(Task objective)
The exercise asks you to copy every line below in which "JSON" appears.

(Entries)

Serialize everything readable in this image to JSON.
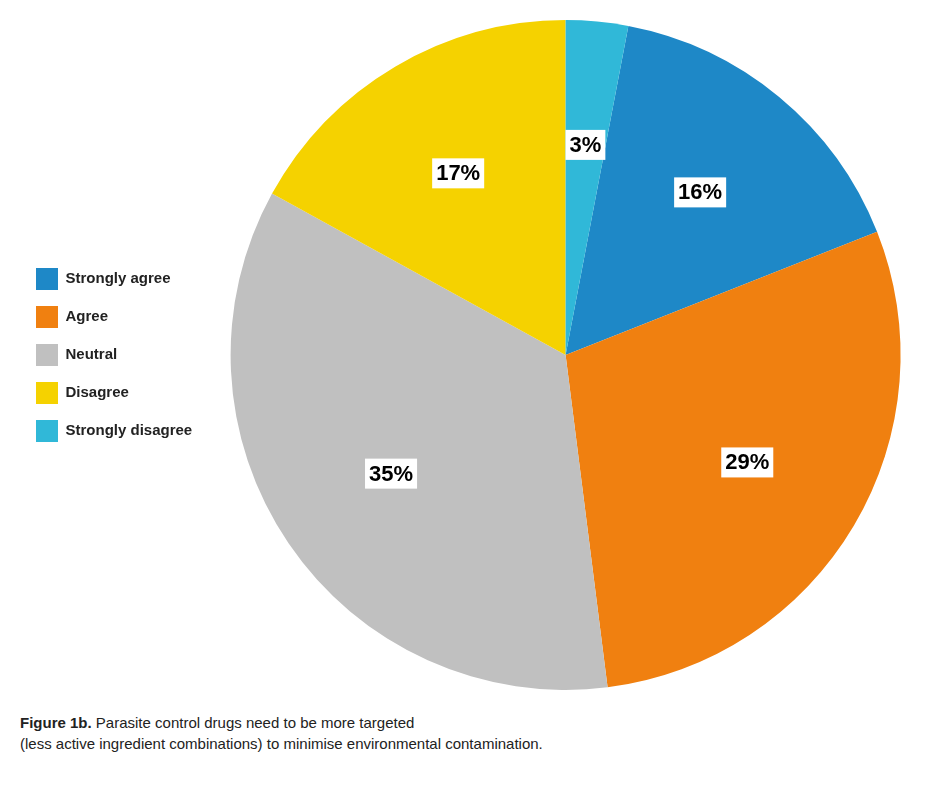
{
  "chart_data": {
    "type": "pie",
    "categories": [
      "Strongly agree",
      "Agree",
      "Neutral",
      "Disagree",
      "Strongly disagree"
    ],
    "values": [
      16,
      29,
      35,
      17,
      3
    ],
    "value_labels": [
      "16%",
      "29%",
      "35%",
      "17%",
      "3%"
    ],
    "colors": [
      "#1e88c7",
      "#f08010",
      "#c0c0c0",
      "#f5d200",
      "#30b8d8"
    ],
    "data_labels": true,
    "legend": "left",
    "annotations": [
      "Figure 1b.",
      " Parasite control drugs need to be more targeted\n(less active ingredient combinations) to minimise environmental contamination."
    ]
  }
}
...
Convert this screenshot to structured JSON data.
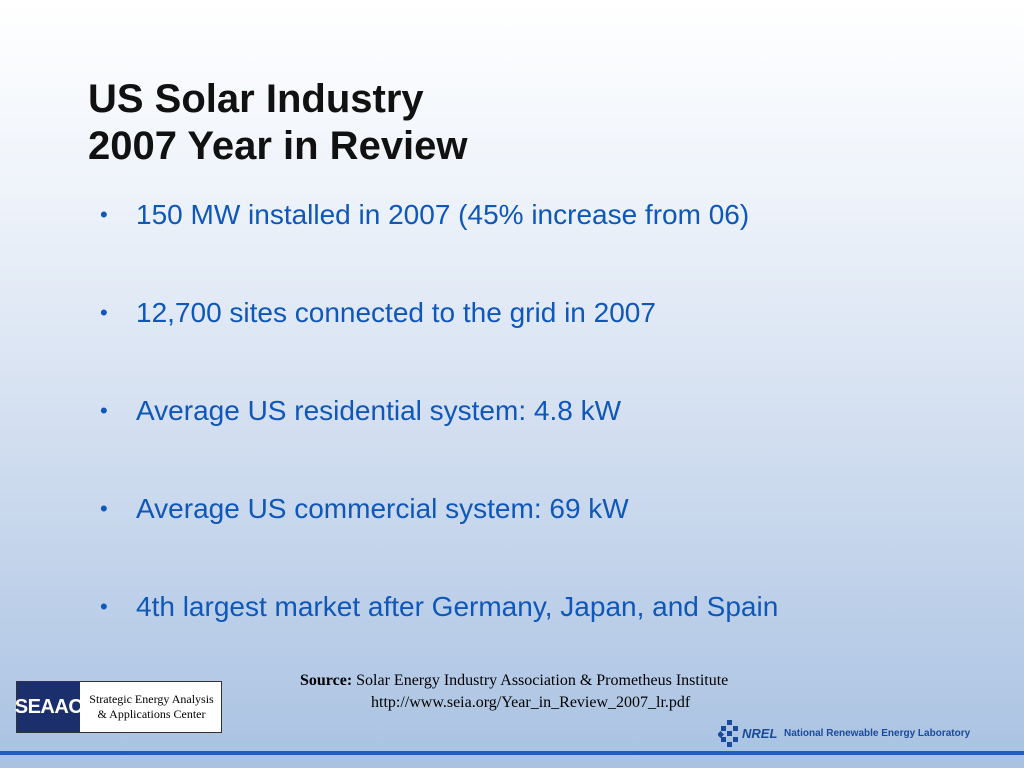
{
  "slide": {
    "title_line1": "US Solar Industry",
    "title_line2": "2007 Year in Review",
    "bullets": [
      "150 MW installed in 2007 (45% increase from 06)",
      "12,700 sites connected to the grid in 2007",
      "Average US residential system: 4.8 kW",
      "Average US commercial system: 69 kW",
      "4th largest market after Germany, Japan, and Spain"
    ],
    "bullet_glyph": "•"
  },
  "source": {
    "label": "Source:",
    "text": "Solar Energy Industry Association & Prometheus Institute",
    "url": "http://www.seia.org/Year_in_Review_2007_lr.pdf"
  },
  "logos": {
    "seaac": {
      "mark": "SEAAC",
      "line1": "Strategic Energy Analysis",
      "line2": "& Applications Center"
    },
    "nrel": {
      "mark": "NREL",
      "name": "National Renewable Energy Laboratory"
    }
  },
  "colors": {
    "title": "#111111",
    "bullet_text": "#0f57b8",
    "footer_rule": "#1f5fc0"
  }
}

(Solution below)
Serialize everything readable in this image to JSON.
Convert this screenshot to structured JSON data.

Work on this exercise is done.